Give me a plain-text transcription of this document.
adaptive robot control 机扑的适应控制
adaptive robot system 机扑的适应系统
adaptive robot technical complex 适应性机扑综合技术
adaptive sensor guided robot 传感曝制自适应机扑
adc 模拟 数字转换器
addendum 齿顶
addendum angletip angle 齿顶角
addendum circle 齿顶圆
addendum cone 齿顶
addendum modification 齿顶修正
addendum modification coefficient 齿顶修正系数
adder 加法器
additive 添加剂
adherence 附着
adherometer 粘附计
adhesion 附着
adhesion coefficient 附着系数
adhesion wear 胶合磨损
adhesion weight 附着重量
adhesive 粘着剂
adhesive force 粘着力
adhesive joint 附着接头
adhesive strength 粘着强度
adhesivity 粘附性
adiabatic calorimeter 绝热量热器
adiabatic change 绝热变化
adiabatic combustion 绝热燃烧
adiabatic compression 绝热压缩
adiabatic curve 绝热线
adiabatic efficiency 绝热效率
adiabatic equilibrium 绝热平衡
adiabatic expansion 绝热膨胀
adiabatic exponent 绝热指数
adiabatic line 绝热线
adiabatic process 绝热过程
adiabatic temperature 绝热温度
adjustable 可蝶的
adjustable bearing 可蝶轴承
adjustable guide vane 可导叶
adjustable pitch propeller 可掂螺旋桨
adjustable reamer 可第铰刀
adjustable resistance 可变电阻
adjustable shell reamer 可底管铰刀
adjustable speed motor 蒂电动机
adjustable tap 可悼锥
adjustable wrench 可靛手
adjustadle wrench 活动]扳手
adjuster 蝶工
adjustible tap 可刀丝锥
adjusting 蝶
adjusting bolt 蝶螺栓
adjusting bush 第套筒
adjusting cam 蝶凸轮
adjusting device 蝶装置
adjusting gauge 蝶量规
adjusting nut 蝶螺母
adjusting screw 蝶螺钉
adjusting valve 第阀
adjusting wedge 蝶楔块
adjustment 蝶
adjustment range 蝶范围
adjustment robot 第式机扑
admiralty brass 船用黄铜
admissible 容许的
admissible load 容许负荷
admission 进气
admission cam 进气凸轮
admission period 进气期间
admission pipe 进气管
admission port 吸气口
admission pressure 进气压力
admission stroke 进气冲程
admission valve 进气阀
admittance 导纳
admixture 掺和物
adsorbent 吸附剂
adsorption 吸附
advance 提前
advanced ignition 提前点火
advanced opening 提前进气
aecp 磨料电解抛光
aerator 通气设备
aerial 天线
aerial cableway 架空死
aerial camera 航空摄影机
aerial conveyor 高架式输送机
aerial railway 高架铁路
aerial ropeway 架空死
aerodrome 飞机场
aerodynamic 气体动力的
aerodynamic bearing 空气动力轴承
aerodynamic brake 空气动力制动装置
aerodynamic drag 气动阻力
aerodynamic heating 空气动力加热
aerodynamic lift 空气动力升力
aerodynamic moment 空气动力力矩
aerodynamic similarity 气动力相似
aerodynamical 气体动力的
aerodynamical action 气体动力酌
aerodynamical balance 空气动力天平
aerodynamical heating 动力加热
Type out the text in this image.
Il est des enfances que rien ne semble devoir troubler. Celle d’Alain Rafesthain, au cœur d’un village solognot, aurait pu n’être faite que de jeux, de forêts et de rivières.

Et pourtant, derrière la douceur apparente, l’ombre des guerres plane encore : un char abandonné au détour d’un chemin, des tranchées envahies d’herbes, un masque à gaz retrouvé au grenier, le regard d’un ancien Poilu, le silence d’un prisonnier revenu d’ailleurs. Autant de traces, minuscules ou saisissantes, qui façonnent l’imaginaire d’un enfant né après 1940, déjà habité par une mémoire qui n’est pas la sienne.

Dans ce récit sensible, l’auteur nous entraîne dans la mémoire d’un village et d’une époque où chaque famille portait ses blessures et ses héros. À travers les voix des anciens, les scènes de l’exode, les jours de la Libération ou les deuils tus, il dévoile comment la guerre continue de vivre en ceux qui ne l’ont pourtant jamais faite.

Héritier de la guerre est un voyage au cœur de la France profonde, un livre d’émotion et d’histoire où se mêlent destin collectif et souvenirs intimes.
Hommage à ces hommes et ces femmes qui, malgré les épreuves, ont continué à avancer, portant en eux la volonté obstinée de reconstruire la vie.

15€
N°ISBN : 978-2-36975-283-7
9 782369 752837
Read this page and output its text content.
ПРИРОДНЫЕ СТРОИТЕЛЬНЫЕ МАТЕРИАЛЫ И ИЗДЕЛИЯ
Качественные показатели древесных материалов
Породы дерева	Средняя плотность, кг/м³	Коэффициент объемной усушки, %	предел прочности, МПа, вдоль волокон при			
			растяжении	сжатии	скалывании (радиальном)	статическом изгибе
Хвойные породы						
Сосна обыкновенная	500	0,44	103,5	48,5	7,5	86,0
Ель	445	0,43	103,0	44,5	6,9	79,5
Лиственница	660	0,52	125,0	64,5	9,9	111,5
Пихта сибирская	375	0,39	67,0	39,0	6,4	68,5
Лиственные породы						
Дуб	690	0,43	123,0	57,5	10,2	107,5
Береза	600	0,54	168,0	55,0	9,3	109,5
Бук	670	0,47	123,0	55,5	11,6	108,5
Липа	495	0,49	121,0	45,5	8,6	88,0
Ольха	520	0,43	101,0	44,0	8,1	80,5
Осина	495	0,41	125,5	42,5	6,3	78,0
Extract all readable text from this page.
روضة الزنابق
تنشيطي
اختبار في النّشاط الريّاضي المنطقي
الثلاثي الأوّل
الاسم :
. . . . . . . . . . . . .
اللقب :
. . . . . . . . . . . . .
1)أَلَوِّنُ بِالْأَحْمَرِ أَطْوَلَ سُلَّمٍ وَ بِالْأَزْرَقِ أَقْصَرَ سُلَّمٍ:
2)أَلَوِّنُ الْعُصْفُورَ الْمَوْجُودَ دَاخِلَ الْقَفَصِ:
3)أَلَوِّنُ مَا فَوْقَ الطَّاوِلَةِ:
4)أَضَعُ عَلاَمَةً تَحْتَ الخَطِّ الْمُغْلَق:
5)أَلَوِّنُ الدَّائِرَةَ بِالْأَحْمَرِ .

Task - Scan the entries above. Copy each line that has the string "adjustable".

Full solution -
adjustable 可蝶的
adjustable bearing 可蝶轴承
adjustable guide vane 可导叶
adjustable pitch propeller 可掂螺旋桨
adjustable reamer 可第铰刀
adjustable resistance 可变电阻
adjustable shell reamer 可底管铰刀
adjustable speed motor 蒂电动机
adjustable tap 可悼锥
adjustable wrench 可靛手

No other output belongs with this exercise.